Copy each line exactly. Leave nothing out.

((

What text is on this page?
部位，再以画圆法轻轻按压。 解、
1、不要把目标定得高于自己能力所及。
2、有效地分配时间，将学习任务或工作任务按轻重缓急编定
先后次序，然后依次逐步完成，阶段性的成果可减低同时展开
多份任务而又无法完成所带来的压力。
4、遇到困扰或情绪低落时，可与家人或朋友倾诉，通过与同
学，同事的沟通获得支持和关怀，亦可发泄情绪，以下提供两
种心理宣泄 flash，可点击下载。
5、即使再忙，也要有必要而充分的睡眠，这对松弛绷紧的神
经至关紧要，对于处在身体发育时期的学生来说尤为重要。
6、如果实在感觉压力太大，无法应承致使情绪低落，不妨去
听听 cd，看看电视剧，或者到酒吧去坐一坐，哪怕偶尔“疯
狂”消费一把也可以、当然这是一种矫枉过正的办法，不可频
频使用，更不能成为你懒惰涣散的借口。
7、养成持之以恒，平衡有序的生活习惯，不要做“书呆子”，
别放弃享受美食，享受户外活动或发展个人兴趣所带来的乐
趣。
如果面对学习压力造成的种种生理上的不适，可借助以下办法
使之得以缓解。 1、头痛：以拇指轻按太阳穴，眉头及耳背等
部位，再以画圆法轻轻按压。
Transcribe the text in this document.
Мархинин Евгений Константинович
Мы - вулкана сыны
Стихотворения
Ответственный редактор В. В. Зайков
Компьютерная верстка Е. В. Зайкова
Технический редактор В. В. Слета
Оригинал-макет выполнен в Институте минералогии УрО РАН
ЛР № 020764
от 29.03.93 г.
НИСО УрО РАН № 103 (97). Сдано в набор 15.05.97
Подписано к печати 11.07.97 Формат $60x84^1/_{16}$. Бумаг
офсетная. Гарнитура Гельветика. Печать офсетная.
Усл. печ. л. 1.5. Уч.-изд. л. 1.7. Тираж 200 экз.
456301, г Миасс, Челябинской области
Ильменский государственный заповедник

))

> **Expected answer**
What text is on this page?
部位，再以画圆法轻轻按压。 解、
1、不要把目标定得高于自己能力所及。
2、有效地分配时间，将学习任务或工作任务按轻重缓急编定
先后次序，然后依次逐步完成，阶段性的成果可减低同时展开
多份任务而又无法完成所带来的压力。
4、遇到困扰或情绪低落时，可与家人或朋友倾诉，通过与同
学，同事的沟通获得支持和关怀，亦可发泄情绪，以下提供两
种心理宣泄 flash，可点击下载。
5、即使再忙，也要有必要而充分的睡眠，这对松弛绷紧的神
经至关紧要，对于处在身体发育时期的学生来说尤为重要。
6、如果实在感觉压力太大，无法应承致使情绪低落，不妨去
听听 cd，看看电视剧，或者到酒吧去坐一坐，哪怕偶尔“疯
狂”消费一把也可以、当然这是一种矫枉过正的办法，不可频
频使用，更不能成为你懒惰涣散的借口。
7、养成持之以恒，平衡有序的生活习惯，不要做“书呆子”，
别放弃享受美食，享受户外活动或发展个人兴趣所带来的乐
趣。
如果面对学习压力造成的种种生理上的不适，可借助以下办法
使之得以缓解。 1、头痛：以拇指轻按太阳穴，眉头及耳背等
部位，再以画圆法轻轻按压。
Transcribe the text in this document.
Мархинин Евгений Константинович
Мы - вулкана сыны
Стихотворения
Ответственный редактор В. В. Зайков
Компьютерная верстка Е. В. Зайкова
Технический редактор В. В. Слета
Оригинал-макет выполнен в Институте минералогии УрО РАН
ЛР № 020764
от 29.03.93 г.
НИСО УрО РАН № 103 (97). Сдано в набор 15.05.97
Подписано к печати 11.07.97 Формат $60x84^1/_{16}$. Бумаг
офсетная. Гарнитура Гельветика. Печать офсетная.
Усл. печ. л. 1.5. Уч.-изд. л. 1.7. Тираж 200 экз.
456301, г Миасс, Челябинской области
Ильменский государственный заповедник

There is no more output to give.